Format every line of the records below as a numbered list. Skip blank lines and leave out the pictures.

---*---

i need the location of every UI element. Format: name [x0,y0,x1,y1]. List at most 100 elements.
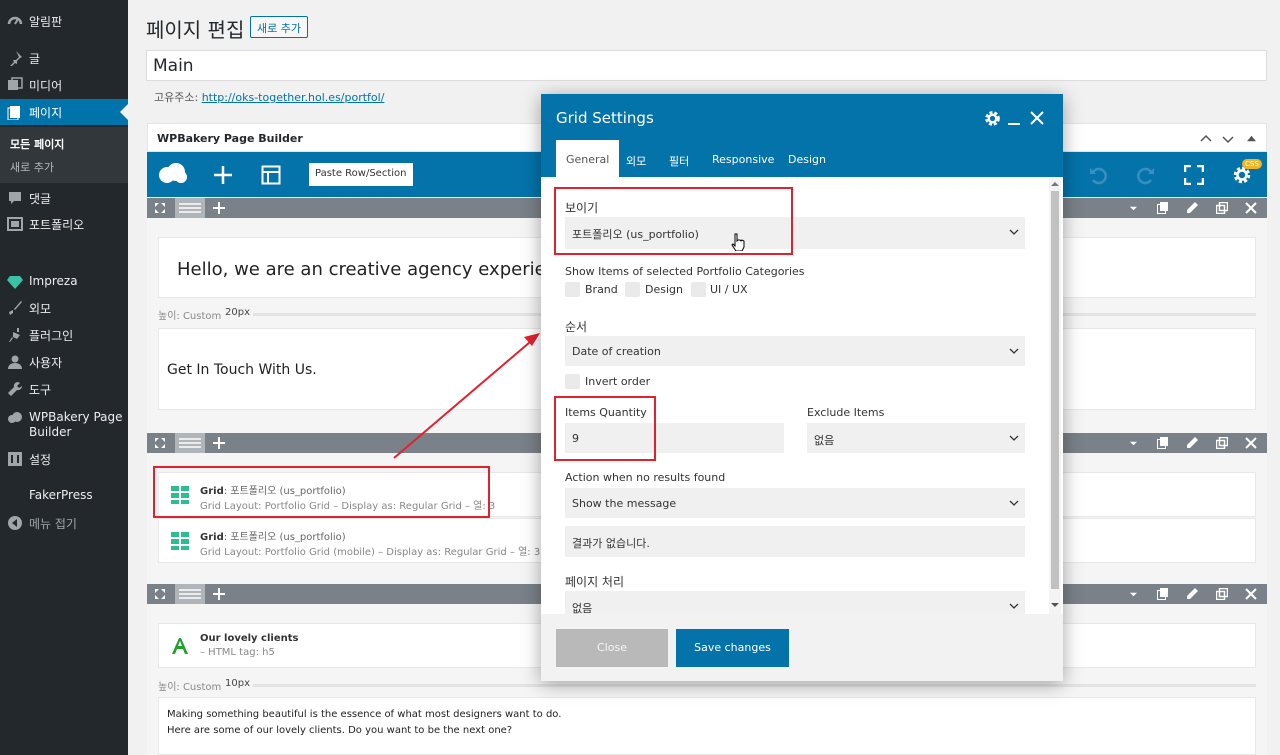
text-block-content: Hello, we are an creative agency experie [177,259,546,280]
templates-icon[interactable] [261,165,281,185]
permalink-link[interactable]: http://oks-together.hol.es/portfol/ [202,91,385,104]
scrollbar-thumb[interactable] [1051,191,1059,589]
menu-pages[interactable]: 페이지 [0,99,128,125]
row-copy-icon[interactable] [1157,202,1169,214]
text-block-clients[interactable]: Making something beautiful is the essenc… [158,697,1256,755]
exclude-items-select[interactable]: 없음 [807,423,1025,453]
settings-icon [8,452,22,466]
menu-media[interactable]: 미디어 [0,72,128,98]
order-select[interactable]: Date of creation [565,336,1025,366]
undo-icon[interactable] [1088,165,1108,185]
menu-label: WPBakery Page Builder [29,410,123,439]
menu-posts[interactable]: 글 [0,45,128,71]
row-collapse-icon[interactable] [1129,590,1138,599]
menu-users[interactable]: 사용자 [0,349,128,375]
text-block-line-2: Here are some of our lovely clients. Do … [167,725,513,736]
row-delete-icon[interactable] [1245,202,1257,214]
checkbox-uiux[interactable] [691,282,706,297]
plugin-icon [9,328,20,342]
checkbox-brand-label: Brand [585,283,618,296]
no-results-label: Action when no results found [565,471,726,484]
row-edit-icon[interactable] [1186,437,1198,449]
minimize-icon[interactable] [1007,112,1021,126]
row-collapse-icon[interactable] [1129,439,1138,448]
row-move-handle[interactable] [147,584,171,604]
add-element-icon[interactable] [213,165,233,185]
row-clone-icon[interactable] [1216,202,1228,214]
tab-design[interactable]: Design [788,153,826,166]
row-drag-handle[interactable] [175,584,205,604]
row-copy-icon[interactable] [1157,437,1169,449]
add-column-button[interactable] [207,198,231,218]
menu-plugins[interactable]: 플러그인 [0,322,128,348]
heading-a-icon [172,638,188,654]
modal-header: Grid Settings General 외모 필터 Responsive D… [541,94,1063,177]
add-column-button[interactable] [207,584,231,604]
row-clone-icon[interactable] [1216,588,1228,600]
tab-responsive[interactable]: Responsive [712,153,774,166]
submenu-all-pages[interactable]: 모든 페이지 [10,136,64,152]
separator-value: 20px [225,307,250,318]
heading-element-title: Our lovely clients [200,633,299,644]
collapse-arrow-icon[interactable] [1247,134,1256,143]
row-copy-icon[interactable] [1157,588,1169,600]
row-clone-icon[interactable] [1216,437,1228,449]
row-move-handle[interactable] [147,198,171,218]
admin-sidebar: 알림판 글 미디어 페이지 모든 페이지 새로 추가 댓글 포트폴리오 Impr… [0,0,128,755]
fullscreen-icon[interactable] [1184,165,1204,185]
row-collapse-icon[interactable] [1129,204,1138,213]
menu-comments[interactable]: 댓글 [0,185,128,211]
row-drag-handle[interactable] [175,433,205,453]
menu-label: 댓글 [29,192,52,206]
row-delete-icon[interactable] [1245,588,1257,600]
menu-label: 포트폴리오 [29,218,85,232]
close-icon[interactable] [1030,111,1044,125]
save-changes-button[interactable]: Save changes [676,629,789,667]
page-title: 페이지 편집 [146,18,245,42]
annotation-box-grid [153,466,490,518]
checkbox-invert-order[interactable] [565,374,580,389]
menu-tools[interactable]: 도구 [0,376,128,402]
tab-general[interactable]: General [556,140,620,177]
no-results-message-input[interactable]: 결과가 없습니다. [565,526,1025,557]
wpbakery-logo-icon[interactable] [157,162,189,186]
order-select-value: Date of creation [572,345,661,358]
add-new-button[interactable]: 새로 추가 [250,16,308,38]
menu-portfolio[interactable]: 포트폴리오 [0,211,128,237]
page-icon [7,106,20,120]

---*---

*Expected answer:*
1. i need the location of every UI element. Format: name [x0,y0,x1,y1]. List at most 100 elements.
2. text-block-content: Hello, we are an creative agency experie [177,259,546,280]
3. templates-icon[interactable] [261,165,281,185]
4. permalink-link[interactable]: http://oks-together.hol.es/portfol/ [202,91,385,104]
5. scrollbar-thumb[interactable] [1051,191,1059,589]
6. menu-pages[interactable]: 페이지 [0,99,128,125]
7. row-copy-icon[interactable] [1157,202,1169,214]
8. text-block-clients[interactable]: Making something beautiful is the essenc… [158,697,1256,755]
9. exclude-items-select[interactable]: 없음 [807,423,1025,453]
10. settings-icon [8,452,22,466]
11. menu-media[interactable]: 미디어 [0,72,128,98]
12. order-select[interactable]: Date of creation [565,336,1025,366]
13. undo-icon[interactable] [1088,165,1108,185]
14. menu-label: WPBakery Page Builder [29,410,123,439]
15. menu-posts[interactable]: 글 [0,45,128,71]
16. row-collapse-icon[interactable] [1129,590,1138,599]
17. menu-users[interactable]: 사용자 [0,349,128,375]
18. text-block-line-2: Here are some of our lovely clients. Do … [167,725,513,736]
19. row-delete-icon[interactable] [1245,202,1257,214]
20. checkbox-uiux[interactable] [691,282,706,297]
21. plugin-icon [9,328,20,342]
22. checkbox-brand-label: Brand [585,283,618,296]
23. no-results-label: Action when no results found [565,471,726,484]
24. row-edit-icon[interactable] [1186,437,1198,449]
25. minimize-icon[interactable] [1007,112,1021,126]
26. row-collapse-icon[interactable] [1129,439,1138,448]
27. row-move-handle[interactable] [147,584,171,604]
28. add-element-icon[interactable] [213,165,233,185]
29. row-clone-icon[interactable] [1216,202,1228,214]
30. tab-design[interactable]: Design [788,153,826,166]
31. row-drag-handle[interactable] [175,584,205,604]
32. row-copy-icon[interactable] [1157,437,1169,449]
33. add-column-button[interactable] [207,198,231,218]
34. menu-plugins[interactable]: 플러그인 [0,322,128,348]
35. heading-a-icon [172,638,188,654]
36. modal-header: Grid Settings General 외모 필터 Responsive D… [541,94,1063,177]
37. add-column-button[interactable] [207,584,231,604]
38. row-clone-icon[interactable] [1216,588,1228,600]
39. tab-responsive[interactable]: Responsive [712,153,774,166]
40. submenu-all-pages[interactable]: 모든 페이지 [10,136,64,152]
41. separator-value: 20px [225,307,250,318]
42. heading-element-title: Our lovely clients [200,633,299,644]
43. collapse-arrow-icon[interactable] [1247,134,1256,143]
44. row-copy-icon[interactable] [1157,588,1169,600]
45. row-clone-icon[interactable] [1216,437,1228,449]
46. row-move-handle[interactable] [147,198,171,218]
47. admin-sidebar: 알림판 글 미디어 페이지 모든 페이지 새로 추가 댓글 포트폴리오 Impr… [0,0,128,755]
48. fullscreen-icon[interactable] [1184,165,1204,185]
49. row-collapse-icon[interactable] [1129,204,1138,213]
50. menu-comments[interactable]: 댓글 [0,185,128,211]
51. row-drag-handle[interactable] [175,433,205,453]
52. menu-label: 댓글 [29,192,52,206]
53. row-delete-icon[interactable] [1245,588,1257,600]
54. menu-label: 포트폴리오 [29,218,85,232]
55. close-icon[interactable] [1030,111,1044,125]
56. save-changes-button[interactable]: Save changes [676,629,789,667]
57. page-title: 페이지 편집 [146,18,245,42]
58. annotation-box-grid [153,466,490,518]
59. checkbox-invert-order[interactable] [565,374,580,389]
60. menu-tools[interactable]: 도구 [0,376,128,402]
61. tab-general[interactable]: General [556,140,620,177]
62. no-results-message-input[interactable]: 결과가 없습니다. [565,526,1025,557]
63. wpbakery-logo-icon[interactable] [157,162,189,186]
64. order-select-value: Date of creation [572,345,661,358]
65. add-new-button[interactable]: 새로 추가 [250,16,308,38]
66. menu-portfolio[interactable]: 포트폴리오 [0,211,128,237]
67. page-icon [7,106,20,120]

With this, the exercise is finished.